▶ **Problem to solve**:
In the records below, pick out all lines containing the word "this".

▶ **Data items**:
** start **

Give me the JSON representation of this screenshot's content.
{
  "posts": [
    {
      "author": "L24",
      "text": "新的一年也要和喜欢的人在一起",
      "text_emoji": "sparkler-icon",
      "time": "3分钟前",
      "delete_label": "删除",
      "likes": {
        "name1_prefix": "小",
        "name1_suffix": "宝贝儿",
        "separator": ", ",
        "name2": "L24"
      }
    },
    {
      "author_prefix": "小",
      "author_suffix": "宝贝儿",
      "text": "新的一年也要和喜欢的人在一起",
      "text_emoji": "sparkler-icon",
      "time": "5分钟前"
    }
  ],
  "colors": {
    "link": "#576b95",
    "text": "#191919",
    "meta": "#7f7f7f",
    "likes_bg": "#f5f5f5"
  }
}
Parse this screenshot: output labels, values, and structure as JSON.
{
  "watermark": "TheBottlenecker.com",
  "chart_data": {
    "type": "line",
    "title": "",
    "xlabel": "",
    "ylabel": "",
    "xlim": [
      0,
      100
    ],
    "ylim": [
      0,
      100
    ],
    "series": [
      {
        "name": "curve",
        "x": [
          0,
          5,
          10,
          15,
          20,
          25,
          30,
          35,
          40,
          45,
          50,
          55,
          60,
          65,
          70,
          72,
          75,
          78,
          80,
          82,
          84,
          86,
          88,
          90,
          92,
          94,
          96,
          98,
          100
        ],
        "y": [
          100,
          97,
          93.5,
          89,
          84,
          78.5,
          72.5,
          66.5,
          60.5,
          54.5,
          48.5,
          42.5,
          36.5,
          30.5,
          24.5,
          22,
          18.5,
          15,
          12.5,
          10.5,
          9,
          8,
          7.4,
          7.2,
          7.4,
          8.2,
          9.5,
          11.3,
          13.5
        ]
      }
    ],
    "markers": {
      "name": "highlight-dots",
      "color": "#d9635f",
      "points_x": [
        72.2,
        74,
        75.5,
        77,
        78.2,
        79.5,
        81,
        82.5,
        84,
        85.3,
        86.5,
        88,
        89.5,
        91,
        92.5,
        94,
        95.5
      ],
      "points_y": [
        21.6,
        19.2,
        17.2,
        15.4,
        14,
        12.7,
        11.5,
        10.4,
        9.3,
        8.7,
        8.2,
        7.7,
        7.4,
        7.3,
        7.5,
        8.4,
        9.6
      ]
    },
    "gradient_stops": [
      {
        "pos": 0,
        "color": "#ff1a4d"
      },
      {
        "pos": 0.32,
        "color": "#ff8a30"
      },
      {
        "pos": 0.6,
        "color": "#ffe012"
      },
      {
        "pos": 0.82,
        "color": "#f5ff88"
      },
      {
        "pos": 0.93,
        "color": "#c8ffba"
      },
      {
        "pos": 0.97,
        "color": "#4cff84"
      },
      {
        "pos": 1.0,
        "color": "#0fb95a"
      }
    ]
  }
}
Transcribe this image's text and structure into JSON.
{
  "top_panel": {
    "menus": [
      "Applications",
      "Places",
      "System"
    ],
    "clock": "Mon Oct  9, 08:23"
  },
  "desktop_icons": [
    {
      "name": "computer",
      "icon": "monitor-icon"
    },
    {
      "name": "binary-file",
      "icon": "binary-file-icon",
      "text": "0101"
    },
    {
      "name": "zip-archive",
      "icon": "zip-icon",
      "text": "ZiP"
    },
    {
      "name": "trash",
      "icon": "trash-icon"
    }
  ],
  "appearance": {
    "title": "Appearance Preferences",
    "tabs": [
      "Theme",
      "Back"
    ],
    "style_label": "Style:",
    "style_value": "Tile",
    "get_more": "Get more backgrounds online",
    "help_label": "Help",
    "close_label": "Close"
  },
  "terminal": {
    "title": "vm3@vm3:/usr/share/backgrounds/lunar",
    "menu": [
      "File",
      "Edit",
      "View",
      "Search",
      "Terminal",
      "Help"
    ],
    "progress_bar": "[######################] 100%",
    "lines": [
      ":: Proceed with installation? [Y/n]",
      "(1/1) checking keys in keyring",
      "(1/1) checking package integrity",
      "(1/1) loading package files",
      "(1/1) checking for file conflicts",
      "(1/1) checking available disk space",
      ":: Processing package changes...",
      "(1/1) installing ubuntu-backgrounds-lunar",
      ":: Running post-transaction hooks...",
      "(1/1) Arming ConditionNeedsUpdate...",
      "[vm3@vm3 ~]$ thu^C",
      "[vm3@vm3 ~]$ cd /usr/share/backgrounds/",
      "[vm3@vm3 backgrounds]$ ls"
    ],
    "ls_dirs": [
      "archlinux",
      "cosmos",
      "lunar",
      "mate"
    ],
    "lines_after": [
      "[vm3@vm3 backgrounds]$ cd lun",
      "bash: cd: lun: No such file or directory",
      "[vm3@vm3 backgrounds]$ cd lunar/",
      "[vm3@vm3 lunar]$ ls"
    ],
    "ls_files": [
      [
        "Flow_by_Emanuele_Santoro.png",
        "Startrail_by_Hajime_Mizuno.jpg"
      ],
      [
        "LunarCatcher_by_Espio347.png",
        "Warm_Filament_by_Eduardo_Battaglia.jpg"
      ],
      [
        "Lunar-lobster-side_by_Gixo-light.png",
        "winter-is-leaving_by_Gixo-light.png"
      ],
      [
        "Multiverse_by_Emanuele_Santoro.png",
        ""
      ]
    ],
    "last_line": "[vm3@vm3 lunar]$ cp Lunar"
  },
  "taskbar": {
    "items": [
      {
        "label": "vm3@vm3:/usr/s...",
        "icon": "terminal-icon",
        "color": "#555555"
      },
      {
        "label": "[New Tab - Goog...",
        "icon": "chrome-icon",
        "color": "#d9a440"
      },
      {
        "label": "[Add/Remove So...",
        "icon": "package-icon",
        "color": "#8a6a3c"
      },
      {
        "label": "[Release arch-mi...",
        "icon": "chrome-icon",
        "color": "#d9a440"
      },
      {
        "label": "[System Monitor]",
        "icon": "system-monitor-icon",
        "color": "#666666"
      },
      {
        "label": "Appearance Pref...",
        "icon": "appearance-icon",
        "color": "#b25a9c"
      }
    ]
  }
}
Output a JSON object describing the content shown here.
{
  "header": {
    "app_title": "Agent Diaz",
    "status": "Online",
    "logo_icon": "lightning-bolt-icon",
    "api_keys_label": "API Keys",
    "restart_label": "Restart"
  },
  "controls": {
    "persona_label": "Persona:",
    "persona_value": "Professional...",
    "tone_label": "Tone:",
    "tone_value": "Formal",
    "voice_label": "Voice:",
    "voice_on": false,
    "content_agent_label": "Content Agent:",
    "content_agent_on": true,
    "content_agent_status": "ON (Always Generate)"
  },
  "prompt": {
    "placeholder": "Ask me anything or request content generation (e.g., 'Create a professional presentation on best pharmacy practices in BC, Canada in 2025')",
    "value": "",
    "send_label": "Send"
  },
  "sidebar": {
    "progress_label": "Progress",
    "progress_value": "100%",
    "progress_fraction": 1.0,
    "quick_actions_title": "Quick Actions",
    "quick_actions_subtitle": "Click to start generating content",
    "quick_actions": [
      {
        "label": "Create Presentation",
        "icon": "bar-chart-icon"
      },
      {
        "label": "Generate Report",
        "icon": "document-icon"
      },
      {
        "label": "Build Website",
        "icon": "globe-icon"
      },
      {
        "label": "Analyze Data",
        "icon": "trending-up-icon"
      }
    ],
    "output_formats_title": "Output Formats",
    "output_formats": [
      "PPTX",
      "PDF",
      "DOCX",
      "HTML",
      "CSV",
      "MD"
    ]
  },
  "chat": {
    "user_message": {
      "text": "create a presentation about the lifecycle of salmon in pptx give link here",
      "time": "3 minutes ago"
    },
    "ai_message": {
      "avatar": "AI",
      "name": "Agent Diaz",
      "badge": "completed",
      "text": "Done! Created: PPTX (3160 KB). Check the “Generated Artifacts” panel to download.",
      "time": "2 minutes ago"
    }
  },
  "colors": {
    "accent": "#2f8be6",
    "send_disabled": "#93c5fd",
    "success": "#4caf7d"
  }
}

** end **

▶ **Full output**:
Give me the JSON representation of this screenshot's content.
Parse this screenshot: output labels, values, and structure as JSON.
Transcribe this image's text and structure into JSON.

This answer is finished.